### Entries supplied

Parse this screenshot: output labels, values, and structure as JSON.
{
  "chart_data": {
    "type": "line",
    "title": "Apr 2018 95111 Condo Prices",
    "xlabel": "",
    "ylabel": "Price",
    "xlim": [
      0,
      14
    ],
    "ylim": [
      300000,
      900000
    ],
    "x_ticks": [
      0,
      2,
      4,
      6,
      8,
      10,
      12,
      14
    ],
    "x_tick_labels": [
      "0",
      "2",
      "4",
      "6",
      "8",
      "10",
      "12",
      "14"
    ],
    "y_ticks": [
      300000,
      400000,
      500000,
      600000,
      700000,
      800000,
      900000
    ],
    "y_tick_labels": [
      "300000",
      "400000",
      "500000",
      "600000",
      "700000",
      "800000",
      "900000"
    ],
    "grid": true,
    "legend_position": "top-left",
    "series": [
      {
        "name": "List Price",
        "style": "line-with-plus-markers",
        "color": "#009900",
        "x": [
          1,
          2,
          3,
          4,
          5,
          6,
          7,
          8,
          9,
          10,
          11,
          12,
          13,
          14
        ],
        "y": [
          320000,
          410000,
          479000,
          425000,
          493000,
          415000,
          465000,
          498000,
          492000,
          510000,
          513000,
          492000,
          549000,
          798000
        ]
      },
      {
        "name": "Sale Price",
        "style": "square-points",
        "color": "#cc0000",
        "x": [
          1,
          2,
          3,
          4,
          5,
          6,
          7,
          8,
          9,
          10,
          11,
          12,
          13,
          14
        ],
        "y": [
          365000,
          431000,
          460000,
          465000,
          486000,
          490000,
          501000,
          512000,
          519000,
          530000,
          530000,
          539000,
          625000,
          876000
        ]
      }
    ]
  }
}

######

Every record shown above should be written out again exactly.

#### Answer to the task
Parse this screenshot: output labels, values, and structure as JSON.
{
  "chart_data": {
    "type": "line",
    "title": "Apr 2018 95111 Condo Prices",
    "xlabel": "",
    "ylabel": "Price",
    "xlim": [
      0,
      14
    ],
    "ylim": [
      300000,
      900000
    ],
    "x_ticks": [
      0,
      2,
      4,
      6,
      8,
      10,
      12,
      14
    ],
    "x_tick_labels": [
      "0",
      "2",
      "4",
      "6",
      "8",
      "10",
      "12",
      "14"
    ],
    "y_ticks": [
      300000,
      400000,
      500000,
      600000,
      700000,
      800000,
      900000
    ],
    "y_tick_labels": [
      "300000",
      "400000",
      "500000",
      "600000",
      "700000",
      "800000",
      "900000"
    ],
    "grid": true,
    "legend_position": "top-left",
    "series": [
      {
        "name": "List Price",
        "style": "line-with-plus-markers",
        "color": "#009900",
        "x": [
          1,
          2,
          3,
          4,
          5,
          6,
          7,
          8,
          9,
          10,
          11,
          12,
          13,
          14
        ],
        "y": [
          320000,
          410000,
          479000,
          425000,
          493000,
          415000,
          465000,
          498000,
          492000,
          510000,
          513000,
          492000,
          549000,
          798000
        ]
      },
      {
        "name": "Sale Price",
        "style": "square-points",
        "color": "#cc0000",
        "x": [
          1,
          2,
          3,
          4,
          5,
          6,
          7,
          8,
          9,
          10,
          11,
          12,
          13,
          14
        ],
        "y": [
          365000,
          431000,
          460000,
          465000,
          486000,
          490000,
          501000,
          512000,
          519000,
          530000,
          530000,
          539000,
          625000,
          876000
        ]
      }
    ]
  }
}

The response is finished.